Restate the full set of records exactly, word for word.

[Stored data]
*-*-*
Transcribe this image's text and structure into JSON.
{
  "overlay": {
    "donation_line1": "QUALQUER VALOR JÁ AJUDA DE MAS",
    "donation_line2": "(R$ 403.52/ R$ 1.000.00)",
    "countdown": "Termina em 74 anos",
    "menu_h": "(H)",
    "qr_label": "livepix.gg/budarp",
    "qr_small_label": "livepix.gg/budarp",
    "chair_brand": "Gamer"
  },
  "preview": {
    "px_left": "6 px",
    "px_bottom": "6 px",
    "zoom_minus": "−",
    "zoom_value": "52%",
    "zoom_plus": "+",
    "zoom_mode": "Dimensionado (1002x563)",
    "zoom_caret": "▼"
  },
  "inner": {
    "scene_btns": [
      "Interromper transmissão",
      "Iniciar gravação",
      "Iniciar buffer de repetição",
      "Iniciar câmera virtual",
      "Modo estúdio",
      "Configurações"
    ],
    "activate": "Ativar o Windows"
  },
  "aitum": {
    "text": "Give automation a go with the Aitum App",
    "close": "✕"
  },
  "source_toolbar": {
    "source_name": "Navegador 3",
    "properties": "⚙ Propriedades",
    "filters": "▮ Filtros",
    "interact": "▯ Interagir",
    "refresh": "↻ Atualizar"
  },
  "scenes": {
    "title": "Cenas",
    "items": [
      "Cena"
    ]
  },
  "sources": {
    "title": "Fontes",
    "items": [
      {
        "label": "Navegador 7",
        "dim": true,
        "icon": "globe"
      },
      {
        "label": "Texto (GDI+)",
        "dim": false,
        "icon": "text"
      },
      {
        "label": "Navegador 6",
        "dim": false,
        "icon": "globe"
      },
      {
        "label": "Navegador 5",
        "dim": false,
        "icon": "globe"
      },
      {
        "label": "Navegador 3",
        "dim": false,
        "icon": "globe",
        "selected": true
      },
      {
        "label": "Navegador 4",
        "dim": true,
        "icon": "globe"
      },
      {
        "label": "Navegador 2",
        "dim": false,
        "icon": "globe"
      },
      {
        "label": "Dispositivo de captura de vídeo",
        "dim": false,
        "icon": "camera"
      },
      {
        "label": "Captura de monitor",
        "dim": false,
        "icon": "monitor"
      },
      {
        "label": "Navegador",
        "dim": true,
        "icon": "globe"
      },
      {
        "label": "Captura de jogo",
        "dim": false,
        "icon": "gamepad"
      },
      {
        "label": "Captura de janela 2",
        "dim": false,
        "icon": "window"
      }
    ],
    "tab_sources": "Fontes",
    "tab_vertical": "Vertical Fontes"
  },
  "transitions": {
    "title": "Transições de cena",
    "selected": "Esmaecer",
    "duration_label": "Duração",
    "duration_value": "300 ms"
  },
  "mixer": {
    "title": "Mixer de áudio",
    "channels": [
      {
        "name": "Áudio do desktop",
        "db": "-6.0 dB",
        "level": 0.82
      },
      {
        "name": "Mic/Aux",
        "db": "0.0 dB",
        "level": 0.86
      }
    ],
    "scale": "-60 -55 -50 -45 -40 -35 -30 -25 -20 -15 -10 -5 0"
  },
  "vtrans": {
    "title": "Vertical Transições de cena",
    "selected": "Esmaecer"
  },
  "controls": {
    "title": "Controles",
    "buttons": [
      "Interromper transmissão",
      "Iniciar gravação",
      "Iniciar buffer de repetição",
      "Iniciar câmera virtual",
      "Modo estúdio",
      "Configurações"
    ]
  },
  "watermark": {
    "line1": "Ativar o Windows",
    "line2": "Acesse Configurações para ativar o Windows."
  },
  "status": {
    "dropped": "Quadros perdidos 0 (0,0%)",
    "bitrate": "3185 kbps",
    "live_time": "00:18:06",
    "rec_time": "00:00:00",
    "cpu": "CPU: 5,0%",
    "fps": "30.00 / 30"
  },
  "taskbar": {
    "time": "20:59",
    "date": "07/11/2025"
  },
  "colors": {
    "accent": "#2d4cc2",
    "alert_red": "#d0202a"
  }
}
*-*-*
- _EXERCISE SOLUTION_:
Transcribe this image's text and structure into JSON.
{
  "overlay": {
    "donation_line1": "QUALQUER VALOR JÁ AJUDA DE MAS",
    "donation_line2": "(R$ 403.52/ R$ 1.000.00)",
    "countdown": "Termina em 74 anos",
    "menu_h": "(H)",
    "qr_label": "livepix.gg/budarp",
    "qr_small_label": "livepix.gg/budarp",
    "chair_brand": "Gamer"
  },
  "preview": {
    "px_left": "6 px",
    "px_bottom": "6 px",
    "zoom_minus": "−",
    "zoom_value": "52%",
    "zoom_plus": "+",
    "zoom_mode": "Dimensionado (1002x563)",
    "zoom_caret": "▼"
  },
  "inner": {
    "scene_btns": [
      "Interromper transmissão",
      "Iniciar gravação",
      "Iniciar buffer de repetição",
      "Iniciar câmera virtual",
      "Modo estúdio",
      "Configurações"
    ],
    "activate": "Ativar o Windows"
  },
  "aitum": {
    "text": "Give automation a go with the Aitum App",
    "close": "✕"
  },
  "source_toolbar": {
    "source_name": "Navegador 3",
    "properties": "⚙ Propriedades",
    "filters": "▮ Filtros",
    "interact": "▯ Interagir",
    "refresh": "↻ Atualizar"
  },
  "scenes": {
    "title": "Cenas",
    "items": [
      "Cena"
    ]
  },
  "sources": {
    "title": "Fontes",
    "items": [
      {
        "label": "Navegador 7",
        "dim": true,
        "icon": "globe"
      },
      {
        "label": "Texto (GDI+)",
        "dim": false,
        "icon": "text"
      },
      {
        "label": "Navegador 6",
        "dim": false,
        "icon": "globe"
      },
      {
        "label": "Navegador 5",
        "dim": false,
        "icon": "globe"
      },
      {
        "label": "Navegador 3",
        "dim": false,
        "icon": "globe",
        "selected": true
      },
      {
        "label": "Navegador 4",
        "dim": true,
        "icon": "globe"
      },
      {
        "label": "Navegador 2",
        "dim": false,
        "icon": "globe"
      },
      {
        "label": "Dispositivo de captura de vídeo",
        "dim": false,
        "icon": "camera"
      },
      {
        "label": "Captura de monitor",
        "dim": false,
        "icon": "monitor"
      },
      {
        "label": "Navegador",
        "dim": true,
        "icon": "globe"
      },
      {
        "label": "Captura de jogo",
        "dim": false,
        "icon": "gamepad"
      },
      {
        "label": "Captura de janela 2",
        "dim": false,
        "icon": "window"
      }
    ],
    "tab_sources": "Fontes",
    "tab_vertical": "Vertical Fontes"
  },
  "transitions": {
    "title": "Transições de cena",
    "selected": "Esmaecer",
    "duration_label": "Duração",
    "duration_value": "300 ms"
  },
  "mixer": {
    "title": "Mixer de áudio",
    "channels": [
      {
        "name": "Áudio do desktop",
        "db": "-6.0 dB",
        "level": 0.82
      },
      {
        "name": "Mic/Aux",
        "db": "0.0 dB",
        "level": 0.86
      }
    ],
    "scale": "-60 -55 -50 -45 -40 -35 -30 -25 -20 -15 -10 -5 0"
  },
  "vtrans": {
    "title": "Vertical Transições de cena",
    "selected": "Esmaecer"
  },
  "controls": {
    "title": "Controles",
    "buttons": [
      "Interromper transmissão",
      "Iniciar gravação",
      "Iniciar buffer de repetição",
      "Iniciar câmera virtual",
      "Modo estúdio",
      "Configurações"
    ]
  },
  "watermark": {
    "line1": "Ativar o Windows",
    "line2": "Acesse Configurações para ativar o Windows."
  },
  "status": {
    "dropped": "Quadros perdidos 0 (0,0%)",
    "bitrate": "3185 kbps",
    "live_time": "00:18:06",
    "rec_time": "00:00:00",
    "cpu": "CPU: 5,0%",
    "fps": "30.00 / 30"
  },
  "taskbar": {
    "time": "20:59",
    "date": "07/11/2025"
  },
  "colors": {
    "accent": "#2d4cc2",
    "alert_red": "#d0202a"
  }
}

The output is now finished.